> **EXERCISE PROMPT**: Transcribe each line of the records below exactly, excluding any embedded images.

[start of DATA FOR PROCESSING]

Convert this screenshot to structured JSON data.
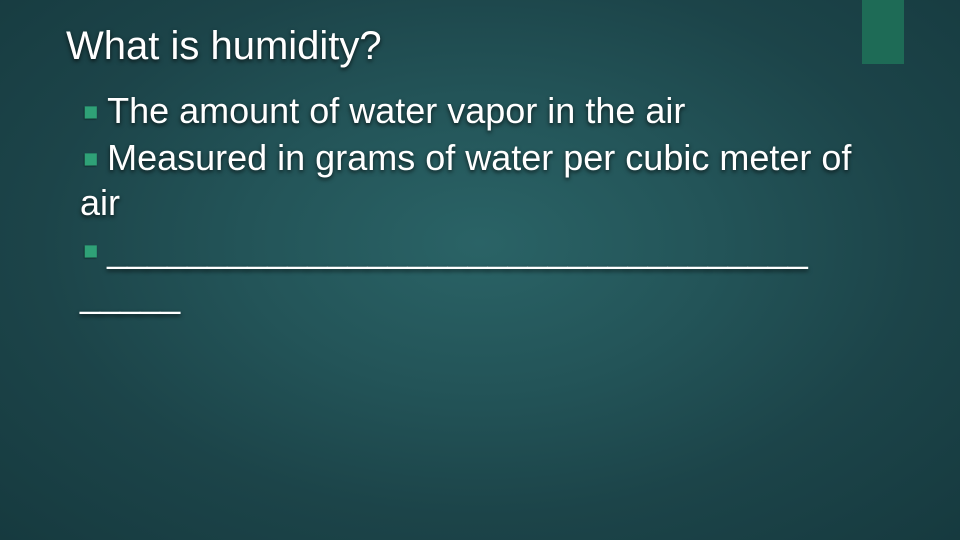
{
  "slide": {
    "background_gradient": [
      "#2a6366",
      "#235458",
      "#1c4449",
      "#163a3f"
    ],
    "accent_bar_color": "#1e6b56",
    "text_color": "#ffffff",
    "bullet_color": "#2fa177",
    "title": "What is humidity?",
    "title_fontsize": 40,
    "body_fontsize": 36,
    "bullets": [
      "The amount of water vapor in the air",
      "Measured in grams of water per cubic meter of air",
      "___________________________________ _____"
    ]
  }
}
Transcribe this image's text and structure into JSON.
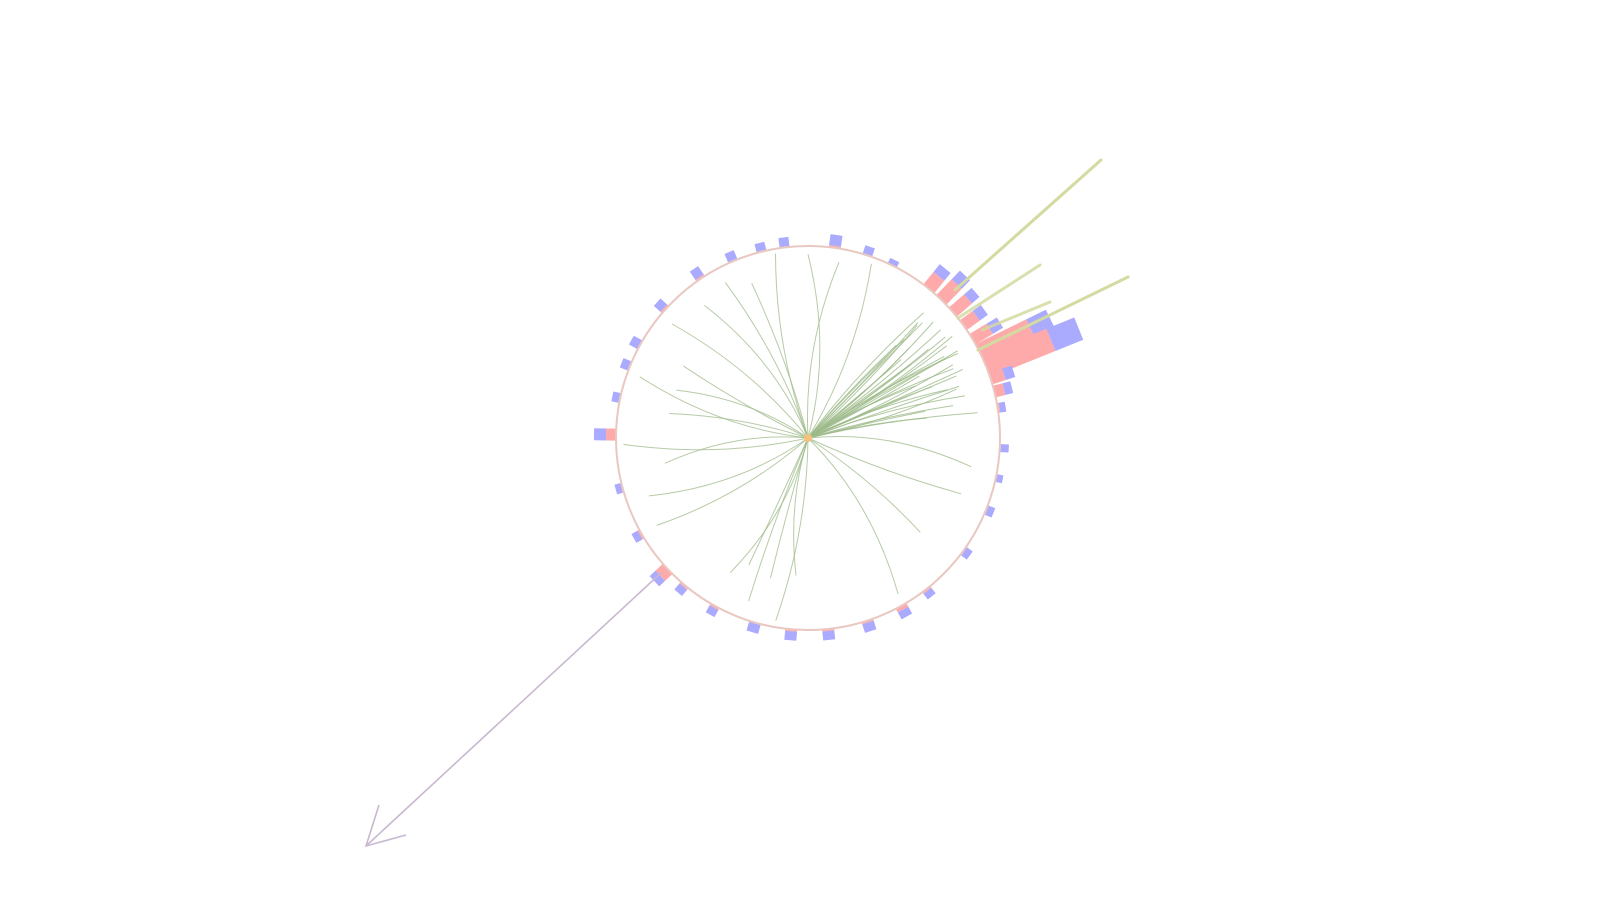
{
  "scene": {
    "background": "#ffffff",
    "colors": {
      "detector_ring": "#e8c8c0",
      "em_deposit": "#ffaaaa",
      "hadronic_deposit": "#aaaaff",
      "track": "#9dba8a",
      "jet_axis": "#d4daa0",
      "missing_energy_arrow": "#c8b8d0",
      "vertex": "#f5c27a"
    },
    "icons": [
      "vertex-dot",
      "arrow-head"
    ]
  }
}
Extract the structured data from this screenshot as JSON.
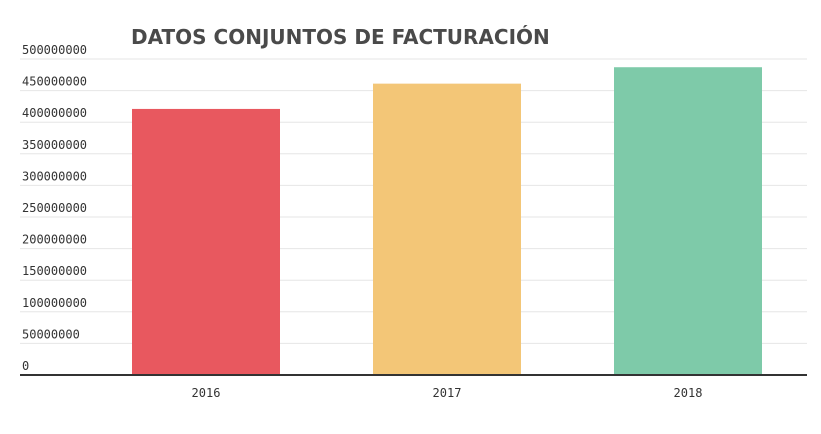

[end of DATA FOR PROCESSING]

> **WRITTEN SOLUTION**:
Convert this screenshot to structured JSON data.
{
  "slide": {
    "background_gradient": [
      "#2a6366",
      "#235458",
      "#1c4449",
      "#163a3f"
    ],
    "accent_bar_color": "#1e6b56",
    "text_color": "#ffffff",
    "bullet_color": "#2fa177",
    "title": "What is humidity?",
    "title_fontsize": 40,
    "body_fontsize": 36,
    "bullets": [
      "The amount of water vapor in the air",
      "Measured in grams of water per cubic meter of air",
      "___________________________________ _____"
    ]
  }
}
Transcribe this image's text and structure into JSON.
{
  "scene": {
    "background": "#ffffff",
    "colors": {
      "detector_ring": "#e8c8c0",
      "em_deposit": "#ffaaaa",
      "hadronic_deposit": "#aaaaff",
      "track": "#9dba8a",
      "jet_axis": "#d4daa0",
      "missing_energy_arrow": "#c8b8d0",
      "vertex": "#f5c27a"
    },
    "icons": [
      "vertex-dot",
      "arrow-head"
    ]
  }
}
Extract the structured data from this screenshot as JSON.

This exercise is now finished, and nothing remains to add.